> TASK GOAL: Present each line of the entries below that holds the word "content".

Stored items from a collection
□ □ □ □ □

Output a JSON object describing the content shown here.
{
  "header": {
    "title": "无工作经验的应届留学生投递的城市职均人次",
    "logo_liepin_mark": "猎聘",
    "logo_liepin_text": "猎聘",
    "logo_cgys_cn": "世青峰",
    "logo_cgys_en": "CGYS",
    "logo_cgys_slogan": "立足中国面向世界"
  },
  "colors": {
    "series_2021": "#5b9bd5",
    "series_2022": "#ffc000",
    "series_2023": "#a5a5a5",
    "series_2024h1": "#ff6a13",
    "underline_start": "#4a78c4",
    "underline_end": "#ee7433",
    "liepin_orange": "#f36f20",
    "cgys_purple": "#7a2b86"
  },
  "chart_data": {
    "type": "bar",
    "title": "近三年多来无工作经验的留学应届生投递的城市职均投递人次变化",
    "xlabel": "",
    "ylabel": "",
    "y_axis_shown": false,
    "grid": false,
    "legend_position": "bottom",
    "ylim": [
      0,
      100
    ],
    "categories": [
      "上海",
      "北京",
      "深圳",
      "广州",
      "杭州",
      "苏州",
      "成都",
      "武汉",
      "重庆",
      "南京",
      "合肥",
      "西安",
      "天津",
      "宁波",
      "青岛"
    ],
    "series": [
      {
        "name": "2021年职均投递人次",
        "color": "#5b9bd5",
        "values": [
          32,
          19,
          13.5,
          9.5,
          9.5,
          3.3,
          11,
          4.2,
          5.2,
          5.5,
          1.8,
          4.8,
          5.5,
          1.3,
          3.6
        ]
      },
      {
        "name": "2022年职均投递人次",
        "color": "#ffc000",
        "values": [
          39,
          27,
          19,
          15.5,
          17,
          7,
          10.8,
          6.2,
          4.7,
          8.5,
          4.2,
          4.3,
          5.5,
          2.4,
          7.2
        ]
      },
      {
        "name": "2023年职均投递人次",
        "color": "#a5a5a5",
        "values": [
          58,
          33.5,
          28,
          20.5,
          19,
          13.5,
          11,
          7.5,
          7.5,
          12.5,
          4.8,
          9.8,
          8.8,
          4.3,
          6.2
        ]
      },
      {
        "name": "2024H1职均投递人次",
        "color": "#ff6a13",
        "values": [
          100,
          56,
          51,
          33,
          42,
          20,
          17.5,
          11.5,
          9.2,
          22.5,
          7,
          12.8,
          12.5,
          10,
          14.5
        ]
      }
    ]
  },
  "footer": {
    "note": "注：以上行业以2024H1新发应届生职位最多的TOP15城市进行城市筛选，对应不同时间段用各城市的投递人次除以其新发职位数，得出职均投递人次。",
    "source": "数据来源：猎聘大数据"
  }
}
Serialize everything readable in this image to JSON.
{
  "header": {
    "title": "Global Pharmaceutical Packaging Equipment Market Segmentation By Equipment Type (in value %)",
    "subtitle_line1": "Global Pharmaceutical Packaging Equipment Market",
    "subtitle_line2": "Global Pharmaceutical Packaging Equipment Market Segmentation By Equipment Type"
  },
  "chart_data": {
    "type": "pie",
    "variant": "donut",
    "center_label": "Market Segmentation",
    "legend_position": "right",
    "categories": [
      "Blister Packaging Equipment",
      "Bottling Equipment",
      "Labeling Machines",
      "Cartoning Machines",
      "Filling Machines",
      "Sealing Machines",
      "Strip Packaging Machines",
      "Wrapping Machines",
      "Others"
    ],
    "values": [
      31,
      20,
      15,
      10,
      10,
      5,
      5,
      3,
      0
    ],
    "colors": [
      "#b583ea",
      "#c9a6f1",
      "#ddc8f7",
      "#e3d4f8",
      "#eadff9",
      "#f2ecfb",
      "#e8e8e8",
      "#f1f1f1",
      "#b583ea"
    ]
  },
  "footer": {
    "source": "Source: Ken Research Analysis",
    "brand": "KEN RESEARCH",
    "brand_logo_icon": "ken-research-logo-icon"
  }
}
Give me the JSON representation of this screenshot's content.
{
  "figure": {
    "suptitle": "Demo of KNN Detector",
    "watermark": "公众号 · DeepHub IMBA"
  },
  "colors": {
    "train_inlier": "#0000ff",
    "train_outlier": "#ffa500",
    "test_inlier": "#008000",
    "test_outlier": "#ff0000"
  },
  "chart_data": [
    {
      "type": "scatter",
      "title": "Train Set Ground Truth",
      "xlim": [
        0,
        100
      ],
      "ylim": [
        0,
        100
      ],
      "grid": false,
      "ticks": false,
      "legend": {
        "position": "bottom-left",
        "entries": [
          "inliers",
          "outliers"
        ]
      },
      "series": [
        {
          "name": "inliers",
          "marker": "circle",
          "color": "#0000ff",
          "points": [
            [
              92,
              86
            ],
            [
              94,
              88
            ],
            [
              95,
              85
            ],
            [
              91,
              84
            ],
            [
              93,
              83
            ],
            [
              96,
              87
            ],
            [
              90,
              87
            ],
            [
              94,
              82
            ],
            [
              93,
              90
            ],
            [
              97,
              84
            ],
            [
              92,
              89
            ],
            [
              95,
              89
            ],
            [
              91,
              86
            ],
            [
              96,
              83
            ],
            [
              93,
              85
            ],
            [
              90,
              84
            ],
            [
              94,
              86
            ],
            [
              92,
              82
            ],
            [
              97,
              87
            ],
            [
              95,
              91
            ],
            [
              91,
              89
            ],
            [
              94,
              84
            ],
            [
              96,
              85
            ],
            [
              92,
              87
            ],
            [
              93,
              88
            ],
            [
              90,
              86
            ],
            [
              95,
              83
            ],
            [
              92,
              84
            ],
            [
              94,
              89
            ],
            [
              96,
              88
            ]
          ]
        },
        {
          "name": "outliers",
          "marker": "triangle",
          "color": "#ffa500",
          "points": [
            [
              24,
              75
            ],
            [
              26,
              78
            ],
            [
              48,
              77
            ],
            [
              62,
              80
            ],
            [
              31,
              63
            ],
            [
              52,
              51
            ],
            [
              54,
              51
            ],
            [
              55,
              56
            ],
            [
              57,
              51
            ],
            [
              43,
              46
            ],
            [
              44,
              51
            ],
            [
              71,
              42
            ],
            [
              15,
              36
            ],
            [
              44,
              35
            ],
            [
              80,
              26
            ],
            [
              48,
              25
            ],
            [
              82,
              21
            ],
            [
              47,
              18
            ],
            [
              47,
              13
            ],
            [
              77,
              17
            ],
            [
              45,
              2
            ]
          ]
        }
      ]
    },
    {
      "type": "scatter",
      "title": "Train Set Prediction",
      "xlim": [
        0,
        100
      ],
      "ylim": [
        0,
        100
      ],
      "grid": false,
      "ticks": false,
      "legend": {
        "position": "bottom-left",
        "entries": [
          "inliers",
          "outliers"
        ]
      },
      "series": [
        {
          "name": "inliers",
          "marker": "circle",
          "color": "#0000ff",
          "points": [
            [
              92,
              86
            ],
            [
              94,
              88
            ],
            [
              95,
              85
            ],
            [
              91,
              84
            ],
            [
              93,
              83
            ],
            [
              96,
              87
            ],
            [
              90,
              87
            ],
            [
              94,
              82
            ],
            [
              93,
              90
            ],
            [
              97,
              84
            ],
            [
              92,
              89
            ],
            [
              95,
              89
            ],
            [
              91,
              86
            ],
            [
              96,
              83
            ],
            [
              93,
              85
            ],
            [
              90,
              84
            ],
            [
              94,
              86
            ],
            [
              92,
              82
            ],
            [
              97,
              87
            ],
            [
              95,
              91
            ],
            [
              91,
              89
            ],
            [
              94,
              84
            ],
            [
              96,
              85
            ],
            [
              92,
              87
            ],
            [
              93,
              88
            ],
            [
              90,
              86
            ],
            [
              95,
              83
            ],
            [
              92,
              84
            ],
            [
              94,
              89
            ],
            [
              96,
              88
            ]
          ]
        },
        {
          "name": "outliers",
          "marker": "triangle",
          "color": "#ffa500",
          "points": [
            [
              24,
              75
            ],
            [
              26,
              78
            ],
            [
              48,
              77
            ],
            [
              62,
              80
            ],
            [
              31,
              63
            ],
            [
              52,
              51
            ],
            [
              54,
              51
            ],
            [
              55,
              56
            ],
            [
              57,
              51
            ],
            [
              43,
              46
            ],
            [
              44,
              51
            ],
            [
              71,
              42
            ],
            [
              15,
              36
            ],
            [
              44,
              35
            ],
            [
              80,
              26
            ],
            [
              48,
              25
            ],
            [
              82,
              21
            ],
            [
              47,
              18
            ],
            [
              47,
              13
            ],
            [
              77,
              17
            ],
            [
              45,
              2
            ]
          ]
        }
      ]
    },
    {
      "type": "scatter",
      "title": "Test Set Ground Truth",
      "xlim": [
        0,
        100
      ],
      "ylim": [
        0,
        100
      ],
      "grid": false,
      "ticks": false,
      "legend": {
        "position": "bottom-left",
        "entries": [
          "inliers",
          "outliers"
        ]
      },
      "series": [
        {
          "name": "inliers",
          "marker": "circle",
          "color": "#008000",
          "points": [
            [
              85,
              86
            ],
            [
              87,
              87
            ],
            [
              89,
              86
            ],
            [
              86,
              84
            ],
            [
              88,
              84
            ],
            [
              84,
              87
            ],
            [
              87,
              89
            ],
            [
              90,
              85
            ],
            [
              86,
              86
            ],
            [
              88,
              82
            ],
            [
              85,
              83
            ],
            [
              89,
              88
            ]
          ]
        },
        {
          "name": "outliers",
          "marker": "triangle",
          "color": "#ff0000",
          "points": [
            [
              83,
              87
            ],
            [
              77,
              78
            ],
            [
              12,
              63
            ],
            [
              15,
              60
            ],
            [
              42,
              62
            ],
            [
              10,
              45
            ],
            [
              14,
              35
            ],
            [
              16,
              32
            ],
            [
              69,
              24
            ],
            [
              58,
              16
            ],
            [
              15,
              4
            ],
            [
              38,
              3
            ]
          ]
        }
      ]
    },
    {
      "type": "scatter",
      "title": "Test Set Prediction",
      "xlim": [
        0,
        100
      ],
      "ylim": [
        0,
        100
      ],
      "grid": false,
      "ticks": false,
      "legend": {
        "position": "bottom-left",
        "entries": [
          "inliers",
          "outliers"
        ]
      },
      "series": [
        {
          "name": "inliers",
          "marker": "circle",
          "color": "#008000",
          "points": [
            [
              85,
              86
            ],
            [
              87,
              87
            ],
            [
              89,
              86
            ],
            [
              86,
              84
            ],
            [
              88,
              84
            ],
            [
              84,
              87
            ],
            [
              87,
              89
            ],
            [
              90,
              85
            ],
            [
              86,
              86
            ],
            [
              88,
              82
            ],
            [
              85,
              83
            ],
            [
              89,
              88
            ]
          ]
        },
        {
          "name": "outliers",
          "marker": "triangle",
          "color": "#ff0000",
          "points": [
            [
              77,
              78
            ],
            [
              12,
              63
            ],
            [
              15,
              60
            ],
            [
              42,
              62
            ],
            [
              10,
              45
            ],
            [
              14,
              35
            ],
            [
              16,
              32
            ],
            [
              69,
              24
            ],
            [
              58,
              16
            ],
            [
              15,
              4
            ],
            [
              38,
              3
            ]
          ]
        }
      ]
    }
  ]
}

□ □ □ □ □

> THE RESULT:
Output a JSON object describing the content shown here.
Give me the JSON representation of this screenshot's content.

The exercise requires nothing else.